## WHAT IS NEEDED
Pick out and copy every line of the items that contains the string "note". Case counts.

## SUPPLIED ENTRIES
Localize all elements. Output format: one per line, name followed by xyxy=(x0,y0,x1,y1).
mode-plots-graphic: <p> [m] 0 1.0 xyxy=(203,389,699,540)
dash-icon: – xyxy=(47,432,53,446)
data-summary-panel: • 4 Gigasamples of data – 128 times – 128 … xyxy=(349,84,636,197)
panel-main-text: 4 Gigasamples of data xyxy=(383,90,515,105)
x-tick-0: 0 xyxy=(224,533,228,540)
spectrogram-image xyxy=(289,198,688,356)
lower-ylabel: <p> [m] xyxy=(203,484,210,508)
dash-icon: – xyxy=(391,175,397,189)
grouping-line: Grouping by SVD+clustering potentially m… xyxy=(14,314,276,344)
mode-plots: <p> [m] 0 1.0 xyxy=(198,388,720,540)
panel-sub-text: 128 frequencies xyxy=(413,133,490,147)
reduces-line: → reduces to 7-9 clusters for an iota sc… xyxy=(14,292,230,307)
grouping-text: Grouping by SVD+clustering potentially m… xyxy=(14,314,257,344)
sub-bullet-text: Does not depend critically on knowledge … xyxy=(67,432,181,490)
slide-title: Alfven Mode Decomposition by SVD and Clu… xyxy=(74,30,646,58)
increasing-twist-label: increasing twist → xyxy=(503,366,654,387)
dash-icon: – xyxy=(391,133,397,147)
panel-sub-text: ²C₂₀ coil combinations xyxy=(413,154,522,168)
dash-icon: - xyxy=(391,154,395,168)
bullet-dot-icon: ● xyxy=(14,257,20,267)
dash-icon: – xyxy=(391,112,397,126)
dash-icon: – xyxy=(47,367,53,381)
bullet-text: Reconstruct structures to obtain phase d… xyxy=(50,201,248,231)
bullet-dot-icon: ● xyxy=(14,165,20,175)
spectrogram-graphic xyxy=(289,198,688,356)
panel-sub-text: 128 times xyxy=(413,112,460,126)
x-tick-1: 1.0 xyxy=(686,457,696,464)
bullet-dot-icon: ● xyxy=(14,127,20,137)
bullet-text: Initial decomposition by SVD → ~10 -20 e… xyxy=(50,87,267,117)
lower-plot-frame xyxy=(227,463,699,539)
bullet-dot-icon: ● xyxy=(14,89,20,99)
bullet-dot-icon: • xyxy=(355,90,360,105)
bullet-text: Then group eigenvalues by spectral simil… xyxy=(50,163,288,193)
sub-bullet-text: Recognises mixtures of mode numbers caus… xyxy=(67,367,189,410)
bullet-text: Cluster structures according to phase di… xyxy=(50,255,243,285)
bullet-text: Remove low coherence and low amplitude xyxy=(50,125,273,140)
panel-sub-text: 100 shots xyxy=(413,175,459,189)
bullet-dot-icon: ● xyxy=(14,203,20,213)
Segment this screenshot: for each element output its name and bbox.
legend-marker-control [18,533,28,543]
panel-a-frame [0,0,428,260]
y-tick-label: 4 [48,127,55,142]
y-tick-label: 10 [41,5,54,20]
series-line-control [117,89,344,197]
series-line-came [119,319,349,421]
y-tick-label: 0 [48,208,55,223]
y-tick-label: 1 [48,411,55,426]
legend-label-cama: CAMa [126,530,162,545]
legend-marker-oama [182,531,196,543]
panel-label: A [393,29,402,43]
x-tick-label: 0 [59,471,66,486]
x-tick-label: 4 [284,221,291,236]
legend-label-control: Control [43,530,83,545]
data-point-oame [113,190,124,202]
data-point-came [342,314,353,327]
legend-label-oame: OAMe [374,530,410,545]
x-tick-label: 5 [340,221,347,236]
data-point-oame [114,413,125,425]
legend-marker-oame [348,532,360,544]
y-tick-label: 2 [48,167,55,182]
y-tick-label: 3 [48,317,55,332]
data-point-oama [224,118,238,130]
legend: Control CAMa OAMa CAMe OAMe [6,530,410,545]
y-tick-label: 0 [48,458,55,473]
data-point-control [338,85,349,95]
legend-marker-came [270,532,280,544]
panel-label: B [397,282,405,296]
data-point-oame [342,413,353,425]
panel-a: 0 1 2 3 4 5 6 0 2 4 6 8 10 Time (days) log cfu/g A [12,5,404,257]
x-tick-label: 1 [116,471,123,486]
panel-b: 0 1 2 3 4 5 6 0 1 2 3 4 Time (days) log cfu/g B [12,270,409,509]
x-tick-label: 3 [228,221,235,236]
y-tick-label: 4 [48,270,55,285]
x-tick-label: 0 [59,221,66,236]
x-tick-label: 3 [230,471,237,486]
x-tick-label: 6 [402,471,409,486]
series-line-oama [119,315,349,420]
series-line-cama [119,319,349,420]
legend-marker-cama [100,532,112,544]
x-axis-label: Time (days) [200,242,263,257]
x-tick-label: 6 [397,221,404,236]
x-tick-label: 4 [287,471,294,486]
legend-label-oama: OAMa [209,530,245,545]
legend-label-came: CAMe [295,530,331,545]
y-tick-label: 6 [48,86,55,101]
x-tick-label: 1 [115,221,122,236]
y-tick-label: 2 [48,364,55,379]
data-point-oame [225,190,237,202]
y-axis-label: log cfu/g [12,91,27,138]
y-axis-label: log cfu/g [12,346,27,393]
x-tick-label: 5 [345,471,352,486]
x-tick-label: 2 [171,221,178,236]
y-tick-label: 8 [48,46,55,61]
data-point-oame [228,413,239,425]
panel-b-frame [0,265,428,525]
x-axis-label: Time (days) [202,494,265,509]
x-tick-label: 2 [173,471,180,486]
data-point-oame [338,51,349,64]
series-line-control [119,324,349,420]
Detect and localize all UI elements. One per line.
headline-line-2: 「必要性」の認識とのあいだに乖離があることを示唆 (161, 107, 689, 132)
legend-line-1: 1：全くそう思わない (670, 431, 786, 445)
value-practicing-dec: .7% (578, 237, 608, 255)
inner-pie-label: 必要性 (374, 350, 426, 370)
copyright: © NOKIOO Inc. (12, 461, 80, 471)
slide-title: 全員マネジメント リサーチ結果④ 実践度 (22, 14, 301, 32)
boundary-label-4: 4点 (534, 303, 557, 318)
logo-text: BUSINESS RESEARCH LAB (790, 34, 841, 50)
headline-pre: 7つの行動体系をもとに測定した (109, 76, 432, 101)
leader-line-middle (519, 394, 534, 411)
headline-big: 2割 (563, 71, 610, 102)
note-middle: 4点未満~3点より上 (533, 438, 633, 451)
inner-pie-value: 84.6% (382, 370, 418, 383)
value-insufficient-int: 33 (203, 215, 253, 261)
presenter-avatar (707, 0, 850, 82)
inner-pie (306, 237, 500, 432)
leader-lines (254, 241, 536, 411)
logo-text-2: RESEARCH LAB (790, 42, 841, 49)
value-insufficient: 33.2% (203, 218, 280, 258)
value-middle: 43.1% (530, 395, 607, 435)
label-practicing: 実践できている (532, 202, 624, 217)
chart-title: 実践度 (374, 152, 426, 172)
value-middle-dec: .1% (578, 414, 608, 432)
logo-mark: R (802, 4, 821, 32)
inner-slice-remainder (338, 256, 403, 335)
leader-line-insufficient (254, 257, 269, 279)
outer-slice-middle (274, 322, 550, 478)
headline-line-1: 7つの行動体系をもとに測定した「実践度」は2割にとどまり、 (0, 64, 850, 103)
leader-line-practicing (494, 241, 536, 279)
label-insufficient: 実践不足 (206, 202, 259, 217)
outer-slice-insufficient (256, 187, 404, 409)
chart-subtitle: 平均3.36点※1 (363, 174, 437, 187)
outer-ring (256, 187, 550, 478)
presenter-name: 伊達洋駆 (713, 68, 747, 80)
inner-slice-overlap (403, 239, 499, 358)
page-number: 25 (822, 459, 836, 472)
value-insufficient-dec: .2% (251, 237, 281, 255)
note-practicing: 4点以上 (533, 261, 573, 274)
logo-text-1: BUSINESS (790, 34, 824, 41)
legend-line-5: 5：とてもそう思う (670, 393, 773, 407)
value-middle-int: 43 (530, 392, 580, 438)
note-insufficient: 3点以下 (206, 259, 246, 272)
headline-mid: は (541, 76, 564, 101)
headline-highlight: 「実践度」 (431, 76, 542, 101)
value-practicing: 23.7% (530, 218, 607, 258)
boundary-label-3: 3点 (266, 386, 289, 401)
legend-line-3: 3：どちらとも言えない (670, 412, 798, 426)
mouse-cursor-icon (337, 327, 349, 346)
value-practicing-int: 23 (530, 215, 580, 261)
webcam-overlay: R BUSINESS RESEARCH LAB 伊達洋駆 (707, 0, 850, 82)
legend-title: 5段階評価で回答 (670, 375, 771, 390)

## SOLUTION FOR THIS EXERCISE
note-middle: 4点未満~3点より上 (533, 438, 633, 451)
note-practicing: 4点以上 (533, 261, 573, 274)
note-insufficient: 3点以下 (206, 259, 246, 272)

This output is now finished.